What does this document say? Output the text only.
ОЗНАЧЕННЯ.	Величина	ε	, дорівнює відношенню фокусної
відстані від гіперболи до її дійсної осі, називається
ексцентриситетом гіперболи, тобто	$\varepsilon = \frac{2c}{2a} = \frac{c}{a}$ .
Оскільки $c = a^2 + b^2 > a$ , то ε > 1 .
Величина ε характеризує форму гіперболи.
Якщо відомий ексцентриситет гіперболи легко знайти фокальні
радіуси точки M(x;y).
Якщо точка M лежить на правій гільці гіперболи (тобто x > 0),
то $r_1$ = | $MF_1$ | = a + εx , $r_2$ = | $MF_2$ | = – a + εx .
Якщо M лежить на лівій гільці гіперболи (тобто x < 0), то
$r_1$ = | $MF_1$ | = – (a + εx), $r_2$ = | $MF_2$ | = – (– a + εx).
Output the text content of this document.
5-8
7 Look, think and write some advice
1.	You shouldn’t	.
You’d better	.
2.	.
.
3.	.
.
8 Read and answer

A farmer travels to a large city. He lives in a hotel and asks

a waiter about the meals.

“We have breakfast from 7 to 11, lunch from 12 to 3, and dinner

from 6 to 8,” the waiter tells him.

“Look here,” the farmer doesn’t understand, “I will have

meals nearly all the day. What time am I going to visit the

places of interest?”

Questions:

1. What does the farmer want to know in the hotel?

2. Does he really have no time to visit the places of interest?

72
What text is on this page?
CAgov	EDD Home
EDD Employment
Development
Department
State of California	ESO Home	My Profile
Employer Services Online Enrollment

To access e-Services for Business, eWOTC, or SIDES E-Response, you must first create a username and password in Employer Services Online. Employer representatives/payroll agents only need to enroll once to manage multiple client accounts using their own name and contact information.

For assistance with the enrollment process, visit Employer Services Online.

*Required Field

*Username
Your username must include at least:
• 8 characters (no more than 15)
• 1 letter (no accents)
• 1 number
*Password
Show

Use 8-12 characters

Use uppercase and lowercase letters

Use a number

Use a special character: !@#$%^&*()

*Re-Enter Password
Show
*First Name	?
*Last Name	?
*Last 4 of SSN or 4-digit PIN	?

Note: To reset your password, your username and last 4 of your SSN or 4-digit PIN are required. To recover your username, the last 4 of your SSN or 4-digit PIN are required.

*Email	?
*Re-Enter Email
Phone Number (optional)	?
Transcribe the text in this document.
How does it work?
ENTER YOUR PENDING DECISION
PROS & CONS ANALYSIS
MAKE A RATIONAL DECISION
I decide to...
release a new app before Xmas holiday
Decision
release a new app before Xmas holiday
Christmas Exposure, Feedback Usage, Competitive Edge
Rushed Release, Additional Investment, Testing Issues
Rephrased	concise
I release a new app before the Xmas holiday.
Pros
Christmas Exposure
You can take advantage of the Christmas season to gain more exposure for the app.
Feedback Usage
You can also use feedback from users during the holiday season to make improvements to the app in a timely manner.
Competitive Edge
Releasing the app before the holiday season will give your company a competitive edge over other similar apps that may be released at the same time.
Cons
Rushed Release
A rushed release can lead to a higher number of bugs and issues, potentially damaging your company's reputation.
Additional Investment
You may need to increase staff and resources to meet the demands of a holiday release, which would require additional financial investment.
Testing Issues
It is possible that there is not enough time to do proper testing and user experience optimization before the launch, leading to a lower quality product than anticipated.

#####

Write out the complete set of records exactly as given.

What does this document say? Output the text only.
ОЗНАЧЕННЯ.	Величина	ε	, дорівнює відношенню фокусної
відстані від гіперболи до її дійсної осі, називається
ексцентриситетом гіперболи, тобто	$\varepsilon = \frac{2c}{2a} = \frac{c}{a}$ .
Оскільки $c = a^2 + b^2 > a$ , то ε > 1 .
Величина ε характеризує форму гіперболи.
Якщо відомий ексцентриситет гіперболи легко знайти фокальні
радіуси точки M(x;y).
Якщо точка M лежить на правій гільці гіперболи (тобто x > 0),
то $r_1$ = | $MF_1$ | = a + εx , $r_2$ = | $MF_2$ | = – a + εx .
Якщо M лежить на лівій гільці гіперболи (тобто x < 0), то
$r_1$ = | $MF_1$ | = – (a + εx), $r_2$ = | $MF_2$ | = – (– a + εx).
Output the text content of this document.
5-8
7 Look, think and write some advice
1.	You shouldn’t	.
You’d better	.
2.	.
.
3.	.
.
8 Read and answer

A farmer travels to a large city. He lives in a hotel and asks

a waiter about the meals.

“We have breakfast from 7 to 11, lunch from 12 to 3, and dinner

from 6 to 8,” the waiter tells him.

“Look here,” the farmer doesn’t understand, “I will have

meals nearly all the day. What time am I going to visit the

places of interest?”

Questions:

1. What does the farmer want to know in the hotel?

2. Does he really have no time to visit the places of interest?

72
What text is on this page?
CAgov	EDD Home
EDD Employment
Development
Department
State of California	ESO Home	My Profile
Employer Services Online Enrollment

To access e-Services for Business, eWOTC, or SIDES E-Response, you must first create a username and password in Employer Services Online. Employer representatives/payroll agents only need to enroll once to manage multiple client accounts using their own name and contact information.

For assistance with the enrollment process, visit Employer Services Online.

*Required Field

*Username
Your username must include at least:
• 8 characters (no more than 15)
• 1 letter (no accents)
• 1 number
*Password
Show

Use 8-12 characters

Use uppercase and lowercase letters

Use a number

Use a special character: !@#$%^&*()

*Re-Enter Password
Show
*First Name	?
*Last Name	?
*Last 4 of SSN or 4-digit PIN	?

Note: To reset your password, your username and last 4 of your SSN or 4-digit PIN are required. To recover your username, the last 4 of your SSN or 4-digit PIN are required.

*Email	?
*Re-Enter Email
Phone Number (optional)	?
Transcribe the text in this document.
How does it work?
ENTER YOUR PENDING DECISION
PROS & CONS ANALYSIS
MAKE A RATIONAL DECISION
I decide to...
release a new app before Xmas holiday
Decision
release a new app before Xmas holiday
Christmas Exposure, Feedback Usage, Competitive Edge
Rushed Release, Additional Investment, Testing Issues
Rephrased	concise
I release a new app before the Xmas holiday.
Pros
Christmas Exposure
You can take advantage of the Christmas season to gain more exposure for the app.
Feedback Usage
You can also use feedback from users during the holiday season to make improvements to the app in a timely manner.
Competitive Edge
Releasing the app before the holiday season will give your company a competitive edge over other similar apps that may be released at the same time.
Cons
Rushed Release
A rushed release can lead to a higher number of bugs and issues, potentially damaging your company's reputation.
Additional Investment
You may need to increase staff and resources to meet the demands of a holiday release, which would require additional financial investment.
Testing Issues
It is possible that there is not enough time to do proper testing and user experience optimization before the launch, leading to a lower quality product than anticipated.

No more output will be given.